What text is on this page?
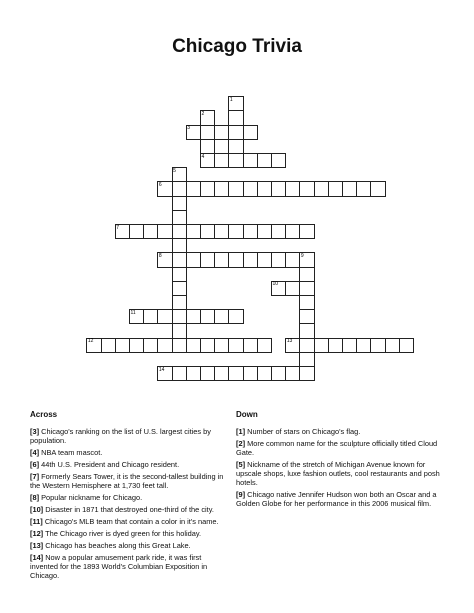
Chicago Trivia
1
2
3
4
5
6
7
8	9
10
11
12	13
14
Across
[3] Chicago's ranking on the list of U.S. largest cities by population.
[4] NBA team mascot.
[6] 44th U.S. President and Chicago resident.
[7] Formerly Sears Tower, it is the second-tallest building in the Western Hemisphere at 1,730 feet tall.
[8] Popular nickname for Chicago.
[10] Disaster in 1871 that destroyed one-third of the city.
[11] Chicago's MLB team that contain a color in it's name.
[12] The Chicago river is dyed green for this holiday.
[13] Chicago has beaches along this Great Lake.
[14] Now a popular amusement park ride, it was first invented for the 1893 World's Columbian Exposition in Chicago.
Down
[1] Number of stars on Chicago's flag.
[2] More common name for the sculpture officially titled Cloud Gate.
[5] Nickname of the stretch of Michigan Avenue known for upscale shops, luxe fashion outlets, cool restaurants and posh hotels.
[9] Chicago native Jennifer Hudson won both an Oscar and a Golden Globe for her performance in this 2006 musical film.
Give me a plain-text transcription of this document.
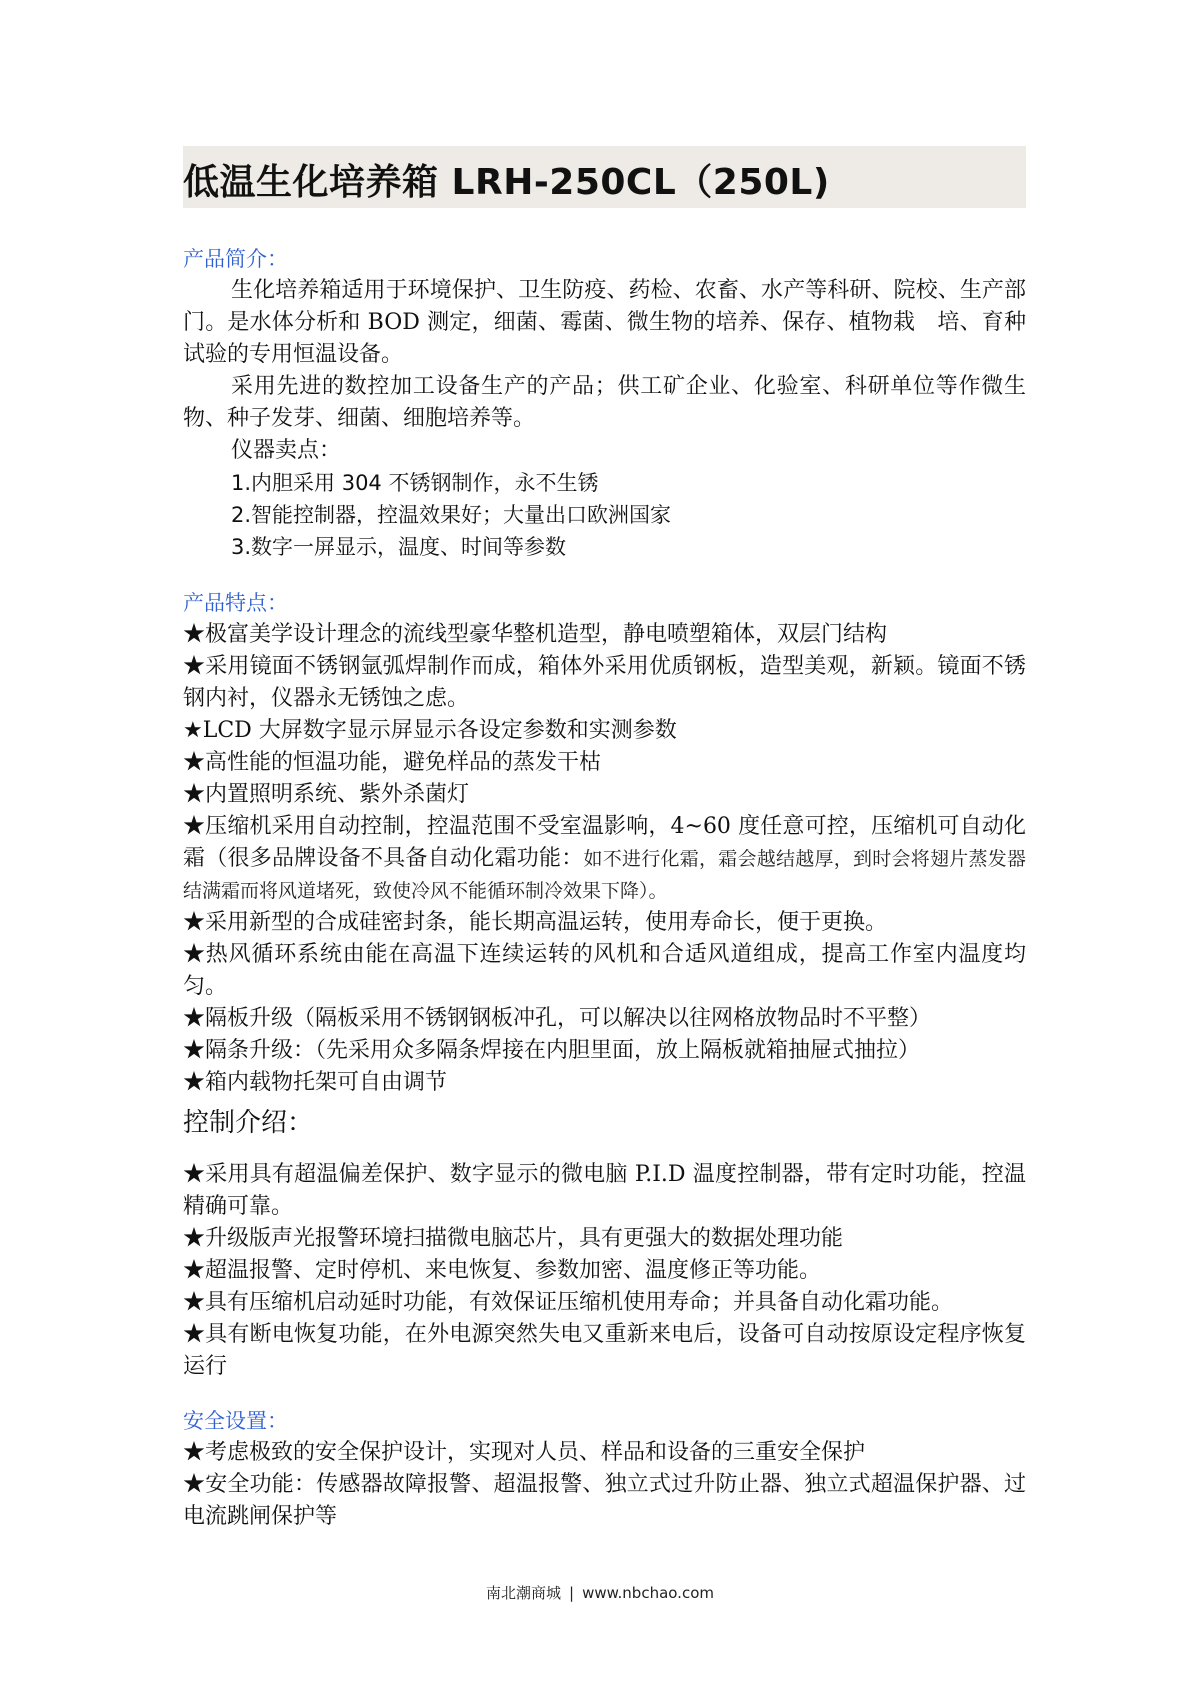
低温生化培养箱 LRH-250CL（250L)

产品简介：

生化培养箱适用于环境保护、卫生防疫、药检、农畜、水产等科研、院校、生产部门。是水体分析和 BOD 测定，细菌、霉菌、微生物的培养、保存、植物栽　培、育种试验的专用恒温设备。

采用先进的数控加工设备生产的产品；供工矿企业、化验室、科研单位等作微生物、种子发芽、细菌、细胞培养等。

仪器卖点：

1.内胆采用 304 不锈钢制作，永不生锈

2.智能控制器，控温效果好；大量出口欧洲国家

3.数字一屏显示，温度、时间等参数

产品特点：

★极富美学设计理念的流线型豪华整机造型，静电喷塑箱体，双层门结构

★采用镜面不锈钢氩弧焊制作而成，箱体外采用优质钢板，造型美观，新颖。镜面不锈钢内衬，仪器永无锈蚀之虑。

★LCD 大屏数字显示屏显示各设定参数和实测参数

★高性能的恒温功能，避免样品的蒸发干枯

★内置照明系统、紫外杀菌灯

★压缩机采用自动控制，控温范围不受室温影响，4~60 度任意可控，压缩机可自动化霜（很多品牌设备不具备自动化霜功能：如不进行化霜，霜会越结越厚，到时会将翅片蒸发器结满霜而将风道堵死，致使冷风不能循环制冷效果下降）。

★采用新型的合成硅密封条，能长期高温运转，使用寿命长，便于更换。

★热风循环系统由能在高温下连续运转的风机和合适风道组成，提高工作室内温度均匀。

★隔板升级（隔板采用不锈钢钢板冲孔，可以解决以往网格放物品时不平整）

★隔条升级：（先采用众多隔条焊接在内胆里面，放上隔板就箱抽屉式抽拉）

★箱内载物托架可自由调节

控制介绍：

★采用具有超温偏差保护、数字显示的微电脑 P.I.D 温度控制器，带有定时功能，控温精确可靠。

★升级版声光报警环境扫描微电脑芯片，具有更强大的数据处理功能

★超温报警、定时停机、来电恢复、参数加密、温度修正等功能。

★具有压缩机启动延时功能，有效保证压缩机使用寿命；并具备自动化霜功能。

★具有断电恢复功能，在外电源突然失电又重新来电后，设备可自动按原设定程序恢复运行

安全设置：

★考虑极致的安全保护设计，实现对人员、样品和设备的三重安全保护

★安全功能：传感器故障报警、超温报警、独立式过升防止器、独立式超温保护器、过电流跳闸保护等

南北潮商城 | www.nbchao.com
· · · · · · ·
> [Task objective]:
Find the lines that include the string "Chicago", then copy each of them.

> [Solution for this exercise]:
Chicago Trivia
[3] Chicago's ranking on the list of U.S. largest cities by population.
[6] 44th U.S. President and Chicago resident.
[8] Popular nickname for Chicago.
[11] Chicago's MLB team that contain a color in it's name.
[12] The Chicago river is dyed green for this holiday.
[13] Chicago has beaches along this Great Lake.
[14] Now a popular amusement park ride, it was first invented for the 1893 World's Columbian Exposition in Chicago.
[1] Number of stars on Chicago's flag.
[9] Chicago native Jennifer Hudson won both an Oscar and a Golden Globe for her performance in this 2006 musical film.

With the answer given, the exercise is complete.